Task input:

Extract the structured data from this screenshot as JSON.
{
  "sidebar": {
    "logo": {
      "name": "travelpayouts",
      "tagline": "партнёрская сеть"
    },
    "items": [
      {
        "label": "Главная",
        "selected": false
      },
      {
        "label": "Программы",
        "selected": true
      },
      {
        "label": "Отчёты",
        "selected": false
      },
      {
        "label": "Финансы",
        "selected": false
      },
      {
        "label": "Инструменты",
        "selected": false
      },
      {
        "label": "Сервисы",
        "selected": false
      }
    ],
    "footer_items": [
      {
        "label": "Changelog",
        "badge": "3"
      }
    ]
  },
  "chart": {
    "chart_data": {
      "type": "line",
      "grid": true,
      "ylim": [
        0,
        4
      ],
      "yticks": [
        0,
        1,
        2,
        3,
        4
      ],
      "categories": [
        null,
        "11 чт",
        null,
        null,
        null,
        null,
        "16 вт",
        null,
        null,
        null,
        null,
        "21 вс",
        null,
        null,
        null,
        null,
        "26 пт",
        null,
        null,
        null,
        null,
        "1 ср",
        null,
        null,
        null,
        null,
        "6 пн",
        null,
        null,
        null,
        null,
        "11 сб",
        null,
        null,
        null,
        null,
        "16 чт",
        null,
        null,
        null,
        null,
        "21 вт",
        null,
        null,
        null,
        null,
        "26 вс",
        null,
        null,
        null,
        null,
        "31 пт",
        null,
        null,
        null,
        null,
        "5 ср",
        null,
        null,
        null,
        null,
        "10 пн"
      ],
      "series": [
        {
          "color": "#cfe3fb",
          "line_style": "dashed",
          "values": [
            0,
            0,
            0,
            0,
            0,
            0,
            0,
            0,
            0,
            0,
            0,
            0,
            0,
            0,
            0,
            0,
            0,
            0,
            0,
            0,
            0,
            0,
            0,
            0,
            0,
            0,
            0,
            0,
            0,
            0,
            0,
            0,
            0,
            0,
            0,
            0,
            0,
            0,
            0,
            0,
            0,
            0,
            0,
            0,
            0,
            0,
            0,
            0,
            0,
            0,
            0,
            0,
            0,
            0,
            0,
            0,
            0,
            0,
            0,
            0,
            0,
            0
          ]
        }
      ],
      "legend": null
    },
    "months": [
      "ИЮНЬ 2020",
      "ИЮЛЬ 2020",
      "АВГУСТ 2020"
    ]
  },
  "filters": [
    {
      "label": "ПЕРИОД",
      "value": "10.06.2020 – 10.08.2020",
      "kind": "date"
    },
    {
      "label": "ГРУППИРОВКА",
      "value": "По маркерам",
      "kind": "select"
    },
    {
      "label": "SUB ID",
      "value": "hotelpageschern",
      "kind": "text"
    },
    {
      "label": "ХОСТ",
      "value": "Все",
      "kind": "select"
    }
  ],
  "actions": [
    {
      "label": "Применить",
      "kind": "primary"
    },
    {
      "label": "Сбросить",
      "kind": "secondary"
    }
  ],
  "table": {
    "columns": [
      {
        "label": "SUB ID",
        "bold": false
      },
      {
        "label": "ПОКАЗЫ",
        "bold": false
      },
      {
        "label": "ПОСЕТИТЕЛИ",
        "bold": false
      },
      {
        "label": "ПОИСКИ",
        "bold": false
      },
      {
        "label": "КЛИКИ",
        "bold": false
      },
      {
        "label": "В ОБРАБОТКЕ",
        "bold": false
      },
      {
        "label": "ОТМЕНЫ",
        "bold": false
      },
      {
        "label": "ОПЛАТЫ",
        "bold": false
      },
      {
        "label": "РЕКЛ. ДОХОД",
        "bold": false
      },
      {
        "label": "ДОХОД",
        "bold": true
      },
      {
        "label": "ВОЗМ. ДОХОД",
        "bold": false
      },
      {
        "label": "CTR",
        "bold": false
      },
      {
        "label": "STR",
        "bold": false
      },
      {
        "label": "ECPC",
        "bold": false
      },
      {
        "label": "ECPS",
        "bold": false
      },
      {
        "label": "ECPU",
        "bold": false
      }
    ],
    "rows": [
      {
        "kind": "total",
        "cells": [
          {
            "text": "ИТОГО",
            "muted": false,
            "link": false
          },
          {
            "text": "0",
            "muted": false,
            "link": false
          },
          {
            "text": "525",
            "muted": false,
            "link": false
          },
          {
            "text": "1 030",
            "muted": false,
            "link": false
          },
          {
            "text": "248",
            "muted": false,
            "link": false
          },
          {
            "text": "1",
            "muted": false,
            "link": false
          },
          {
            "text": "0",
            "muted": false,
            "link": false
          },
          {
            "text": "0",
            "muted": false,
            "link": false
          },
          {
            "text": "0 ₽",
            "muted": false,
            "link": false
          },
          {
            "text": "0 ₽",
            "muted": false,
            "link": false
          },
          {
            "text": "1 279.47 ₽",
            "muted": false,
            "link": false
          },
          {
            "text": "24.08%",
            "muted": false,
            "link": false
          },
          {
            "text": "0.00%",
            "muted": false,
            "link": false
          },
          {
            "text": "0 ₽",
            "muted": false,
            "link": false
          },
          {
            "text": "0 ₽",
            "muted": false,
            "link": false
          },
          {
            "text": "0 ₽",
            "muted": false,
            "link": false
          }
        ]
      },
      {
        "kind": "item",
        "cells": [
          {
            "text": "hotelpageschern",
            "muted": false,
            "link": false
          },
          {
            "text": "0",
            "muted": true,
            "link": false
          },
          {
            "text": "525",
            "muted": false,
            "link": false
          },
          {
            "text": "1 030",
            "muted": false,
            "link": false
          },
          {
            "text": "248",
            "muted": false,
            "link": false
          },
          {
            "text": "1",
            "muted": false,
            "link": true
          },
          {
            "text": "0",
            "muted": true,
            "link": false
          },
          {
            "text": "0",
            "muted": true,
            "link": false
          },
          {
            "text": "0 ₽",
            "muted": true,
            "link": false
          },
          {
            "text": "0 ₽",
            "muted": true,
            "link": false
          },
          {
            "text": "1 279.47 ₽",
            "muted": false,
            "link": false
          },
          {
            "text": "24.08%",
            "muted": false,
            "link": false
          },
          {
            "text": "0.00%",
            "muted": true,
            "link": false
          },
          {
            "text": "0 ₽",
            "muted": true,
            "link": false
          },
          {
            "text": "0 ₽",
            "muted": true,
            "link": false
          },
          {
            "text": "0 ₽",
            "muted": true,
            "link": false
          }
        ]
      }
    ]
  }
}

Task brief:
Work out the number of lines above that include the string "ДОХОД" and write only that number.

Task answer:
3